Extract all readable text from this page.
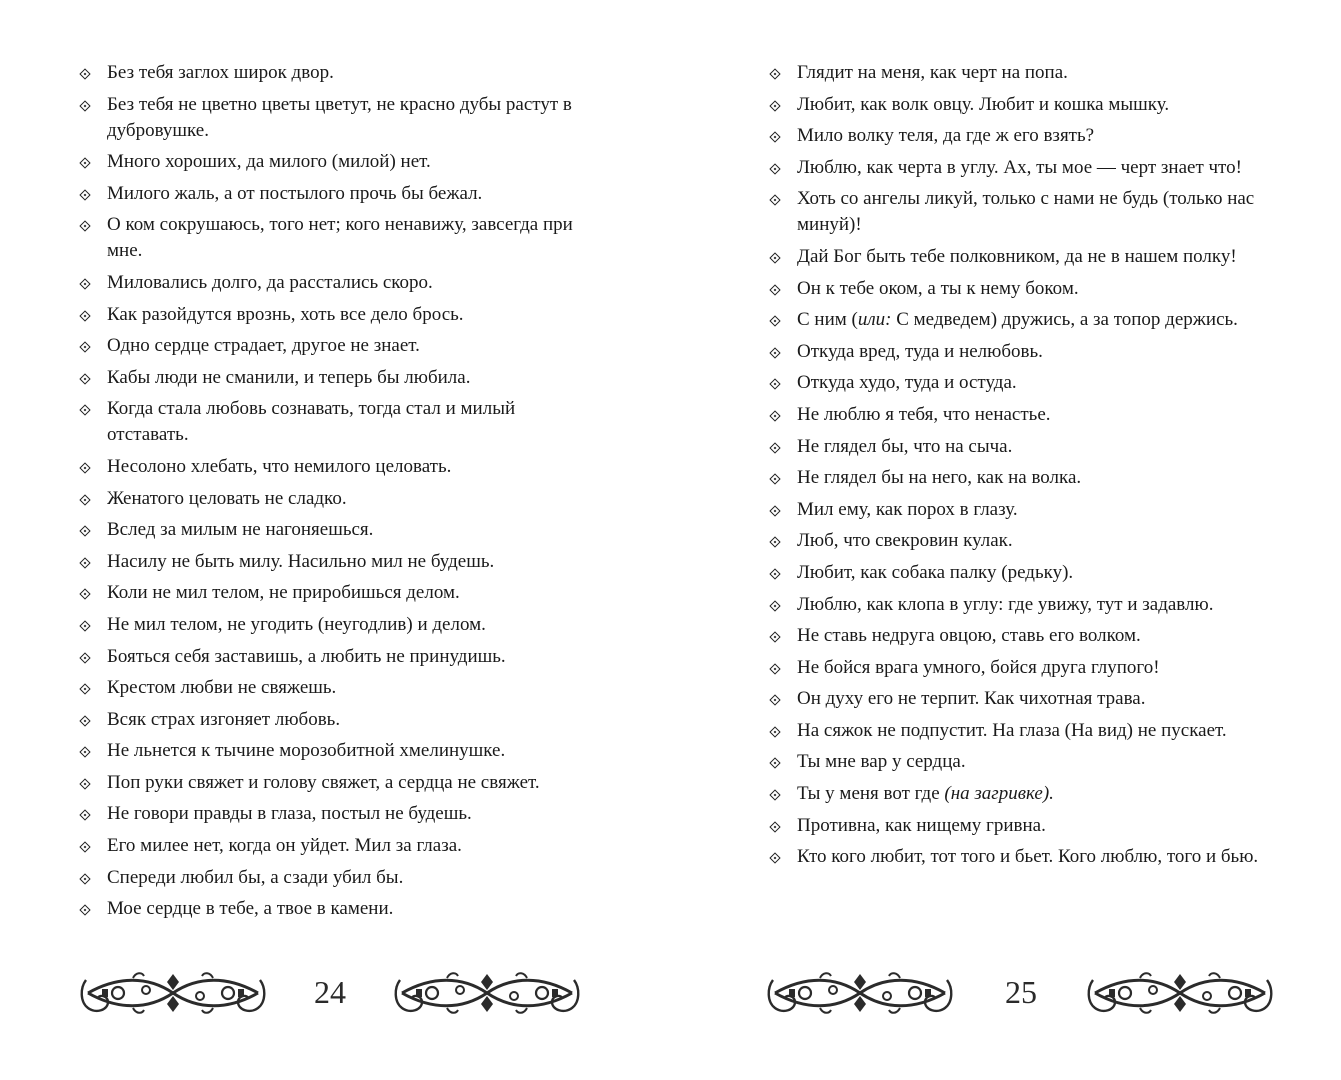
Без тебя заглох широк двор.
Без тебя не цветно цветы цветут, не красно дубы растут в дубровушке.
Много хороших, да милого (милой) нет.
Милого жаль, а от постылого прочь бы бежал.
О ком сокрушаюсь, того нет; кого ненавижу, завсегда при мне.
Миловались долго, да расстались скоро.
Как разойдутся врознь, хоть все дело брось.
Одно сердце страдает, другое не знает.
Кабы люди не сманили, и теперь бы любила.
Когда стала любовь сознавать, тогда стал и милый отставать.
Несолоно хлебать, что немилого целовать.
Женатого целовать не сладко.
Вслед за милым не нагоняешься.
Насилу не быть милу. Насильно мил не будешь.
Коли не мил телом, не приробишься делом.
Не мил телом, не угодить (неугодлив) и делом.
Бояться себя заставишь, а любить не принудишь.
Крестом любви не свяжешь.
Всяк страх изгоняет любовь.
Не льнется к тычине морозобитной хмелинушке.
Поп руки свяжет и голову свяжет, а сердца не свяжет.
Не говори правды в глаза, постыл не будешь.
Его милее нет, когда он уйдет. Мил за глаза.
Спереди любил бы, а сзади убил бы.
Мое сердце в тебе, а твое в камени.
24
Глядит на меня, как черт на попа.
Любит, как волк овцу. Любит и кошка мышку.
Мило волку теля, да где ж его взять?
Люблю, как черта в углу. Ах, ты мое — черт знает что!
Хоть со ангелы ликуй, только с нами не будь (только нас минуй)!
Дай Бог быть тебе полковником, да не в нашем полку!
Он к тебе оком, а ты к нему боком.
С ним (или: С медведем) дружись, а за топор держись.
Откуда вред, туда и нелюбовь.
Откуда худо, туда и остуда.
Не люблю я тебя, что ненастье.
Не глядел бы, что на сыча.
Не глядел бы на него, как на волка.
Мил ему, как порох в глазу.
Люб, что свекровин кулак.
Любит, как собака палку (редьку).
Люблю, как клопа в углу: где увижу, тут и задавлю.
Не ставь недруга овцою, ставь его волком.
Не бойся врага умного, бойся друга глупого!
Он духу его не терпит. Как чихотная трава.
На сяжок не подпустит. На глаза (На вид) не пускает.
Ты мне вар у сердца.
Ты у меня вот где (на загривке).
Противна, как нищему гривна.
Кто кого любит, тот того и бьет. Кого люблю, того и бью.
25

## Work to be completed
In the material above, find the lines that contain "глядел" and show them.

## In response
Не глядел бы, что на сыча.
Не глядел бы на него, как на волка.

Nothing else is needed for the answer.